__Goal__.
Count lines holding the string "this" in the data that follows. Reply with one number only.

Dataset records
⟨

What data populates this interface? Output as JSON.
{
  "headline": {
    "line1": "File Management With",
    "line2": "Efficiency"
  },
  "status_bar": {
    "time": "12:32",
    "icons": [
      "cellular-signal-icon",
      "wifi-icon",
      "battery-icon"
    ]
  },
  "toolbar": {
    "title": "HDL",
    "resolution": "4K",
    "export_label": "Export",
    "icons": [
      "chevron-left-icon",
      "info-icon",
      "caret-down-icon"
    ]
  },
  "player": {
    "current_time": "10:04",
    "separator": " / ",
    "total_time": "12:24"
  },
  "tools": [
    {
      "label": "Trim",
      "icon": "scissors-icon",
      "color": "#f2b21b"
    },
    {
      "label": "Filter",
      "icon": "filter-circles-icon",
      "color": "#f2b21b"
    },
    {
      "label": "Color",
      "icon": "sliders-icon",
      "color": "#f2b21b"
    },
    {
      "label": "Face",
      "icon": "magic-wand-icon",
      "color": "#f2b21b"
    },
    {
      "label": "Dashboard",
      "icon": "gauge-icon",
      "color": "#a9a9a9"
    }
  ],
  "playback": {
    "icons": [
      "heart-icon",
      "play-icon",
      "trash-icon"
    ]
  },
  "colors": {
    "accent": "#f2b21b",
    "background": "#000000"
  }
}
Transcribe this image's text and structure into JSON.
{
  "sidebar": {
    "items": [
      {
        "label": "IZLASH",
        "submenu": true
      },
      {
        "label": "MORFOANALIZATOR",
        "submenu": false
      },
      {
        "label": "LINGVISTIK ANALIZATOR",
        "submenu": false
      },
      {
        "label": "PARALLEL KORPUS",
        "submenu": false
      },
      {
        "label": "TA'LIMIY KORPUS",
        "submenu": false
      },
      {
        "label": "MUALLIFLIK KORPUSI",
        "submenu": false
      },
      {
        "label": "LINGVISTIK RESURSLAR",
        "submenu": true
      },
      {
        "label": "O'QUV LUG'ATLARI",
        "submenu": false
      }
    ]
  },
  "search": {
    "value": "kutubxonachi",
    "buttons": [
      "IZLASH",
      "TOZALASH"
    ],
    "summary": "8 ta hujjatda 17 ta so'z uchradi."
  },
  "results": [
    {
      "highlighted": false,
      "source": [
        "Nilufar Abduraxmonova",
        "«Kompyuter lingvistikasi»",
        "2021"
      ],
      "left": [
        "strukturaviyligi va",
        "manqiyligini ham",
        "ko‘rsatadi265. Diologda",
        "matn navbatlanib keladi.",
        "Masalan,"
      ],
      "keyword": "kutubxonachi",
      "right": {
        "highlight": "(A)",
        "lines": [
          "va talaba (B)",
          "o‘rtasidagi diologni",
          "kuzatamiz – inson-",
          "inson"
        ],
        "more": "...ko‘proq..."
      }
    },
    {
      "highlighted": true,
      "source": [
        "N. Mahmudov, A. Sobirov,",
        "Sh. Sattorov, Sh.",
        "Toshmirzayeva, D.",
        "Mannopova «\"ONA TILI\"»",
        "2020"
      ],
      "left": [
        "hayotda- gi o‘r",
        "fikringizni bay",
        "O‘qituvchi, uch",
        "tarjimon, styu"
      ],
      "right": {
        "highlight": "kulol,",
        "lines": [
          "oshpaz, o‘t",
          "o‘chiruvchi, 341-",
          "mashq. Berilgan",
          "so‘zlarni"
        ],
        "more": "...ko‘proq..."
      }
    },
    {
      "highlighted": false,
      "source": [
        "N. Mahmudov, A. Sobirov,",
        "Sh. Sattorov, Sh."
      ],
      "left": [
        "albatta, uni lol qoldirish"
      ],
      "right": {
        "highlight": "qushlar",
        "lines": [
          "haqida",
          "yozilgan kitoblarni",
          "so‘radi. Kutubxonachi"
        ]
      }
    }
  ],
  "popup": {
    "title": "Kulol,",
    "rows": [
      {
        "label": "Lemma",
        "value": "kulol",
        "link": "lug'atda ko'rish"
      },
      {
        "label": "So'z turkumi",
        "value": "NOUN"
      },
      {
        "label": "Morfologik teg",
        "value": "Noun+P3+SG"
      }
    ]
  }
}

⟩

__The result__.
2